■ INSTRUCTIONS TO FOLLOW
Transcribe the records below exactly as they appear, omitting any pictures.

==*==

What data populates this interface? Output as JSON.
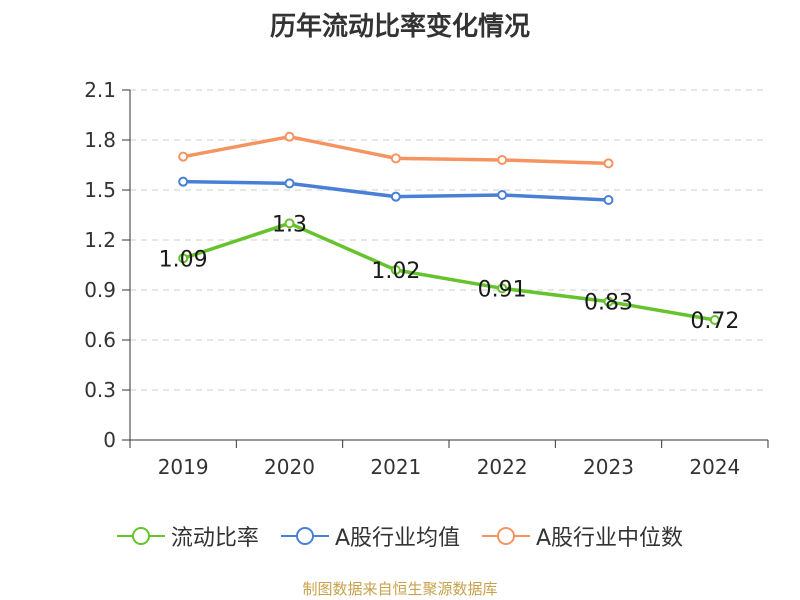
{
  "chart_data": {
    "type": "line",
    "title": "历年流动比率变化情况",
    "categories": [
      "2019",
      "2020",
      "2021",
      "2022",
      "2023",
      "2024"
    ],
    "ylim": [
      0,
      2.1
    ],
    "yticks": [
      "0",
      "0.3",
      "0.6",
      "0.9",
      "1.2",
      "1.5",
      "1.8",
      "2.1"
    ],
    "grid": true,
    "legend_position": "bottom",
    "series": [
      {
        "name": "流动比率",
        "color": "#66c32e",
        "values": [
          1.09,
          1.3,
          1.02,
          0.91,
          0.83,
          0.72
        ],
        "labels": [
          "1.09",
          "1.3",
          "1.02",
          "0.91",
          "0.83",
          "0.72"
        ]
      },
      {
        "name": "A股行业均值",
        "color": "#4a7fd6",
        "values": [
          1.55,
          1.54,
          1.46,
          1.47,
          1.44,
          null
        ]
      },
      {
        "name": "A股行业中位数",
        "color": "#f59461",
        "values": [
          1.7,
          1.82,
          1.69,
          1.68,
          1.66,
          null
        ]
      }
    ]
  },
  "source": "制图数据来自恒生聚源数据库"
}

==*==

■ ANSWER TO THE PROBLEM
What data populates this interface? Output as JSON.
{
  "chart_data": {
    "type": "line",
    "title": "历年流动比率变化情况",
    "categories": [
      "2019",
      "2020",
      "2021",
      "2022",
      "2023",
      "2024"
    ],
    "ylim": [
      0,
      2.1
    ],
    "yticks": [
      "0",
      "0.3",
      "0.6",
      "0.9",
      "1.2",
      "1.5",
      "1.8",
      "2.1"
    ],
    "grid": true,
    "legend_position": "bottom",
    "series": [
      {
        "name": "流动比率",
        "color": "#66c32e",
        "values": [
          1.09,
          1.3,
          1.02,
          0.91,
          0.83,
          0.72
        ],
        "labels": [
          "1.09",
          "1.3",
          "1.02",
          "0.91",
          "0.83",
          "0.72"
        ]
      },
      {
        "name": "A股行业均值",
        "color": "#4a7fd6",
        "values": [
          1.55,
          1.54,
          1.46,
          1.47,
          1.44,
          null
        ]
      },
      {
        "name": "A股行业中位数",
        "color": "#f59461",
        "values": [
          1.7,
          1.82,
          1.69,
          1.68,
          1.66,
          null
        ]
      }
    ]
  },
  "source": "制图数据来自恒生聚源数据库"
}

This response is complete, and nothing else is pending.